> **Requirements**: Copy out, character for character, the stretch of entries from the line containing "delete-field-button[interactable]: 删除 (740, 138, 790, 160)" through the line containing "row-checkbox-cell[interactable] (246, 291, 273, 315)", including both of those lines.

> **Items**:

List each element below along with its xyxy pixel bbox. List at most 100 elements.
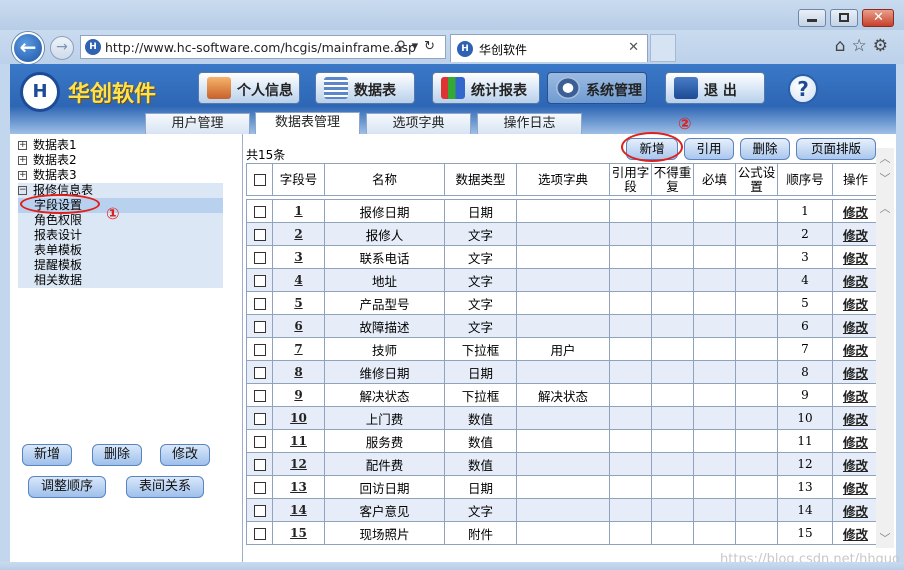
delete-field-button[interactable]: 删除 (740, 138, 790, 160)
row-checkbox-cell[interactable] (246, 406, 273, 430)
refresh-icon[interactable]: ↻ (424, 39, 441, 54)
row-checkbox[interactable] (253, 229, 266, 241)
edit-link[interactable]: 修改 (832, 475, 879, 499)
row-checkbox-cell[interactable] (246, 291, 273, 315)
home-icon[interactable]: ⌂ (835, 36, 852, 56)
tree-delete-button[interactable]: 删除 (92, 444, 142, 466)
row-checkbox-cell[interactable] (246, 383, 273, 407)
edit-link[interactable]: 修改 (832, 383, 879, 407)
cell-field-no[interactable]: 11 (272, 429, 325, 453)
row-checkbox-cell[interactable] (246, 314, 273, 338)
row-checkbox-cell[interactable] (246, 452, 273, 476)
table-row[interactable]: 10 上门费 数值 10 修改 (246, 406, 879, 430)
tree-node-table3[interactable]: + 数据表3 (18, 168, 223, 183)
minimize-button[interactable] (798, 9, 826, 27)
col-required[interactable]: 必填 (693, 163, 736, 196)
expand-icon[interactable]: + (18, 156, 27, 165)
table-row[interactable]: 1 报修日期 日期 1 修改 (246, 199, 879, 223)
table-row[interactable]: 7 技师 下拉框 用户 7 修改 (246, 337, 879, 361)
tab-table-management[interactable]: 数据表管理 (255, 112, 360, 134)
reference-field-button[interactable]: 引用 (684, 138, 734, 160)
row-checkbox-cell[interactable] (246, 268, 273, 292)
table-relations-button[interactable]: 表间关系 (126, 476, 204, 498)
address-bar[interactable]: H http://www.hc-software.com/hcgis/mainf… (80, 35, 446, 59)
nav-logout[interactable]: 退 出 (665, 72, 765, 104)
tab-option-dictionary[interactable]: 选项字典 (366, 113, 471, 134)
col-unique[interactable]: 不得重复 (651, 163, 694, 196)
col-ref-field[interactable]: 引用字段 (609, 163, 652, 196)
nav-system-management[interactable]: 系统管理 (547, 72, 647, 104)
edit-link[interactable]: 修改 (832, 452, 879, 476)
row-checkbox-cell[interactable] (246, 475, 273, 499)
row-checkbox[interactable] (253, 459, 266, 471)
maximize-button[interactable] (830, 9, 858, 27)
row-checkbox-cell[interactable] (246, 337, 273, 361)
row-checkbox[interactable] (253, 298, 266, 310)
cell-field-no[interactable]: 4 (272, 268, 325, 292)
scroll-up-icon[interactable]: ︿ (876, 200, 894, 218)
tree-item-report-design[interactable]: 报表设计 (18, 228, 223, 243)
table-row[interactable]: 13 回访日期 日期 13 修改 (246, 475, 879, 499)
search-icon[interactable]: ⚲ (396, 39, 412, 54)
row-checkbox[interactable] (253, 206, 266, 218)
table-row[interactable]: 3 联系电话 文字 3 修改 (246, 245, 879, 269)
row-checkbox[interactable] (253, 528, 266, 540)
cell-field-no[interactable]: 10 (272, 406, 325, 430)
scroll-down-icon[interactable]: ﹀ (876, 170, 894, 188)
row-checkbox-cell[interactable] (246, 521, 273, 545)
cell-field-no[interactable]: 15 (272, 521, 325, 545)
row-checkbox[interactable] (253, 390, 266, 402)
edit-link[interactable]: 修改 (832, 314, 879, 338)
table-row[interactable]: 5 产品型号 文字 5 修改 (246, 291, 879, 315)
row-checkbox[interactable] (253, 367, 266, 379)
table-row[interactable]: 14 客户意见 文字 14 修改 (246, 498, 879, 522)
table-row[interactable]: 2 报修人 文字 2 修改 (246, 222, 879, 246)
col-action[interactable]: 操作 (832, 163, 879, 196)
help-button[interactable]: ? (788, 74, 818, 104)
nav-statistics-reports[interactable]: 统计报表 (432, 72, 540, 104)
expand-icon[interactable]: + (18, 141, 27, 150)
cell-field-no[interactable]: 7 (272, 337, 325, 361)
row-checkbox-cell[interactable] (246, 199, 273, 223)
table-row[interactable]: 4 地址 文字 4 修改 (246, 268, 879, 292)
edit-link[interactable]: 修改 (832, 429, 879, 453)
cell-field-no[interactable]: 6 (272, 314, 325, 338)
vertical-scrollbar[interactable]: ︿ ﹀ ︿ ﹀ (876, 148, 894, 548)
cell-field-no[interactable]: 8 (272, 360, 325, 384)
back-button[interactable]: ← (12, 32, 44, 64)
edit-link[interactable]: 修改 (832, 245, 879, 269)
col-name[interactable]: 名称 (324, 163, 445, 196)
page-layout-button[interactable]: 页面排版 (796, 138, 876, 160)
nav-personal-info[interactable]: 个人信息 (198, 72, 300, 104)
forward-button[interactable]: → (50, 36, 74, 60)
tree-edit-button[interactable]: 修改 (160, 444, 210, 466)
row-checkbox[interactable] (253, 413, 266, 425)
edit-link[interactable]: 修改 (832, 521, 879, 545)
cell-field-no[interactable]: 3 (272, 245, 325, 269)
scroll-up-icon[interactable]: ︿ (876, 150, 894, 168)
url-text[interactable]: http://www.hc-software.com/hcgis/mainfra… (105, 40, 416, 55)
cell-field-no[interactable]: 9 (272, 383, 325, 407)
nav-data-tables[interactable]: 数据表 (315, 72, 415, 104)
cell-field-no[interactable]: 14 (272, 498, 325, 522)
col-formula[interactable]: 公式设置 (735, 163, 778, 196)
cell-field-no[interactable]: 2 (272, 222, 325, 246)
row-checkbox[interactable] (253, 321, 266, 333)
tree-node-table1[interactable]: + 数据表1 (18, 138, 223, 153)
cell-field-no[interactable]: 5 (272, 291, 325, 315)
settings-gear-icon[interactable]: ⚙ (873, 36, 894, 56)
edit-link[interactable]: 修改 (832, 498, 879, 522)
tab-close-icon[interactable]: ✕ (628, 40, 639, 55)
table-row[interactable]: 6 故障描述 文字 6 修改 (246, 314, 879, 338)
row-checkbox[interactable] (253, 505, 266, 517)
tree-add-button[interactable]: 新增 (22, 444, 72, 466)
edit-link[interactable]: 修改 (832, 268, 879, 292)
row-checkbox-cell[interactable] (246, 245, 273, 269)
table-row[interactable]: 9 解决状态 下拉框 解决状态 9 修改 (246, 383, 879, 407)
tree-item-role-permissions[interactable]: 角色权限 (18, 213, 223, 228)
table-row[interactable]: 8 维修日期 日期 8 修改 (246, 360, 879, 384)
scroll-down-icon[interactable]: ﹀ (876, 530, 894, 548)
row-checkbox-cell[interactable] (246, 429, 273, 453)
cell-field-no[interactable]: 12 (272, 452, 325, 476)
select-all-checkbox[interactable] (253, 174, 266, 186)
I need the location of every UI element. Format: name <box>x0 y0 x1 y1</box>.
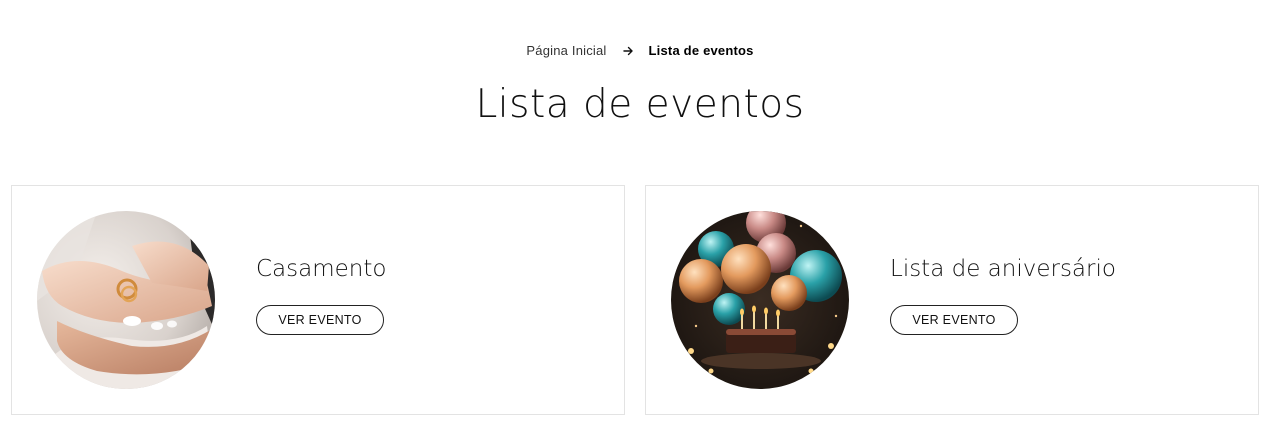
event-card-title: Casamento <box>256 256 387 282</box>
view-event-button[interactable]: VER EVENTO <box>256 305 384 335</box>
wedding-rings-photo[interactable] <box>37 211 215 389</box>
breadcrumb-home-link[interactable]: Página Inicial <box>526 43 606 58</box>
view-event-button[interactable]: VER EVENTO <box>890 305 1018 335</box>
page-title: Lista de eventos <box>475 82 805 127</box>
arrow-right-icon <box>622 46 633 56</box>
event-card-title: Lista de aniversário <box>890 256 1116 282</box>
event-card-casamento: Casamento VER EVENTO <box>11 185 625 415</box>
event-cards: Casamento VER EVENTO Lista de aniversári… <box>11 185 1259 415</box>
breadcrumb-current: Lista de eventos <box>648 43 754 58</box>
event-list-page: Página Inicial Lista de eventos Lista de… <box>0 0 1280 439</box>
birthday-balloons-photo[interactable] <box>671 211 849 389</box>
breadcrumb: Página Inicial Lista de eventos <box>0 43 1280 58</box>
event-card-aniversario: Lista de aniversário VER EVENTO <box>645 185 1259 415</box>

> **Answer below**:
delete-field-button[interactable]: 删除 (740, 138, 790, 160)
row-checkbox-cell[interactable] (246, 406, 273, 430)
refresh-icon[interactable]: ↻ (424, 39, 441, 54)
row-checkbox[interactable] (253, 229, 266, 241)
edit-link[interactable]: 修改 (832, 475, 879, 499)
row-checkbox-cell[interactable] (246, 291, 273, 315)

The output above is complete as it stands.